— start Exercise input —
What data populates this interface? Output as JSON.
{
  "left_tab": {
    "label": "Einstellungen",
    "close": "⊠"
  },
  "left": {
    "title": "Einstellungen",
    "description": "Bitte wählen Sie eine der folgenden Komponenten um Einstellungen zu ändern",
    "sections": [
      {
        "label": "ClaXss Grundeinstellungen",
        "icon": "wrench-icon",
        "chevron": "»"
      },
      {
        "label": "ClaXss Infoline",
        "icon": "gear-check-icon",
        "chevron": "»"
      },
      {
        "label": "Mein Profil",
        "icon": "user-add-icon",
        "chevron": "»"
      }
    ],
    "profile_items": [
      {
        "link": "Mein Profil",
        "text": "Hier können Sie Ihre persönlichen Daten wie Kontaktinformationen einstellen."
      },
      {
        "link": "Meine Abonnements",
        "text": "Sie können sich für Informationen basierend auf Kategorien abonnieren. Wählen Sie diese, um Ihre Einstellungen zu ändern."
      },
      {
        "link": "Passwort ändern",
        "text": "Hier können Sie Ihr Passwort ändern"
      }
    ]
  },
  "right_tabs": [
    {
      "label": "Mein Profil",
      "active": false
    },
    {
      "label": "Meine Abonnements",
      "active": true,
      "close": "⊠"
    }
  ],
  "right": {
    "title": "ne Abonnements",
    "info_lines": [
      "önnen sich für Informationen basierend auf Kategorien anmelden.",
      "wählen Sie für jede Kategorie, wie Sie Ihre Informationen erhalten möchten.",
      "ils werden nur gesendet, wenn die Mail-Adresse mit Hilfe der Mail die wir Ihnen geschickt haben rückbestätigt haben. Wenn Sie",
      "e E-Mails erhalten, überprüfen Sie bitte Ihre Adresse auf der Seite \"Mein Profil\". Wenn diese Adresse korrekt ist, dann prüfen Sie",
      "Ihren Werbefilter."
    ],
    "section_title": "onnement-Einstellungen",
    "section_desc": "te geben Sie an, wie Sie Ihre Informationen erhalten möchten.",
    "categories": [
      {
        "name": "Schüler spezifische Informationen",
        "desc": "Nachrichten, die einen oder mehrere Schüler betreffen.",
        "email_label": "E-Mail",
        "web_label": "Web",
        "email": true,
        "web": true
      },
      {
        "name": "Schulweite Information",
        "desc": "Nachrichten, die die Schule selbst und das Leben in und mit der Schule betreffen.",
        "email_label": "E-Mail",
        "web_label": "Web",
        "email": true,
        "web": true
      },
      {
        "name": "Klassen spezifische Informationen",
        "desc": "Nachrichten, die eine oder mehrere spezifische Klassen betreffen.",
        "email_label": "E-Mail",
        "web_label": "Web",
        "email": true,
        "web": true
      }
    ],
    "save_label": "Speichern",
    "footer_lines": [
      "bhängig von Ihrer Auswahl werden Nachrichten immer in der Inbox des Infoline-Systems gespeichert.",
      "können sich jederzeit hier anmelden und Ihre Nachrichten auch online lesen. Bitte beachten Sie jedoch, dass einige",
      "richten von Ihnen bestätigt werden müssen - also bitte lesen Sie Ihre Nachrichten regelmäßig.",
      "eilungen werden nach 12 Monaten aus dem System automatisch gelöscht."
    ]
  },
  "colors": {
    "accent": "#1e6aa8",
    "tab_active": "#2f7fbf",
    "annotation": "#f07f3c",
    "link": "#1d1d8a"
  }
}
— end Exercise input —
— start Exercise input —
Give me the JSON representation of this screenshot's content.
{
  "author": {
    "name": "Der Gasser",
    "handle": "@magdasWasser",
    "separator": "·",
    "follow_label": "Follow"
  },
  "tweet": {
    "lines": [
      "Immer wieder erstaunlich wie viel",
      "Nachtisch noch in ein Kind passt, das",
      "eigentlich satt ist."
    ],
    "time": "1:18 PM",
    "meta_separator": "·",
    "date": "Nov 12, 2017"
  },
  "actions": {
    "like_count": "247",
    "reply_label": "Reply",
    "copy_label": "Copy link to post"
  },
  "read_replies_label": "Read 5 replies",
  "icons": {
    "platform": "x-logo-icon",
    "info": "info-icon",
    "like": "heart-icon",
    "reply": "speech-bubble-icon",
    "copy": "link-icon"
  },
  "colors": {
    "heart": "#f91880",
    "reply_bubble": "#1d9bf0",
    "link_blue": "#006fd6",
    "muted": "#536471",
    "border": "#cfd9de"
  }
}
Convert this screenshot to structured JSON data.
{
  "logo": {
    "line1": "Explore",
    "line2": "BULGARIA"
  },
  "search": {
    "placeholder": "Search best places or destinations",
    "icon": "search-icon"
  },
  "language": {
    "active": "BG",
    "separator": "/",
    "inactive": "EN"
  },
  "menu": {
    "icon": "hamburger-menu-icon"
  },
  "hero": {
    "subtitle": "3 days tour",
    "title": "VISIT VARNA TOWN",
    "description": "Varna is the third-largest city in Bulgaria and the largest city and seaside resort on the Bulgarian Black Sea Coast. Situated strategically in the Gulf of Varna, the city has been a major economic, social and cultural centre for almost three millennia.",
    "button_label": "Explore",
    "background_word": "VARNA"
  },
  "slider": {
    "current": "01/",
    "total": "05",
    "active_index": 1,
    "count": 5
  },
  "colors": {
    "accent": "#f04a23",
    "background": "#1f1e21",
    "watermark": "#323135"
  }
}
— end Exercise input —
— start Exercise input —
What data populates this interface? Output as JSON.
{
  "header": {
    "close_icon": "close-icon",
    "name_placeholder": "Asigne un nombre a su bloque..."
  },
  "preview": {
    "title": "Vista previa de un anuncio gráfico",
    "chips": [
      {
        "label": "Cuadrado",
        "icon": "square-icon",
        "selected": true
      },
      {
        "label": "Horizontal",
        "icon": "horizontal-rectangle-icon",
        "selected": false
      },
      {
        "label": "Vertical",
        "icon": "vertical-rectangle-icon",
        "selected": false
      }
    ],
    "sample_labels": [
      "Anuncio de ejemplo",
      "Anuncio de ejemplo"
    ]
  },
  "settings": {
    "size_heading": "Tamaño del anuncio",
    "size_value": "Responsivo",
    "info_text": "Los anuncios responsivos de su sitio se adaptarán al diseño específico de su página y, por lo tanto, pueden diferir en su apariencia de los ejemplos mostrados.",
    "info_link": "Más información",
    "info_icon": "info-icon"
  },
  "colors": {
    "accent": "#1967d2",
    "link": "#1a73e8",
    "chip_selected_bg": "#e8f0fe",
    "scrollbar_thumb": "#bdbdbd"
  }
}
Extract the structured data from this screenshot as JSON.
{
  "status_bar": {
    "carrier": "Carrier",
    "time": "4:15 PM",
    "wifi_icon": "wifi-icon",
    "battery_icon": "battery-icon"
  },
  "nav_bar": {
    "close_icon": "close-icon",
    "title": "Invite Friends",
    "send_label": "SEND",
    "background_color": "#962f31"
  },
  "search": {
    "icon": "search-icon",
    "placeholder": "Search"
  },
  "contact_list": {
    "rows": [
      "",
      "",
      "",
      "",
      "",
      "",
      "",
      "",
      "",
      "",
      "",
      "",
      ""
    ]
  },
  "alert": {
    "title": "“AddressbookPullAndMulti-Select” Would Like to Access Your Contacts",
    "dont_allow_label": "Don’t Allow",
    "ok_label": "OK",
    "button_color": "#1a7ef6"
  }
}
— end Exercise input —
* Task goal
Go through the material above and count the lines that include "Kategorien". Give the number alone.

* Solution to this problem
2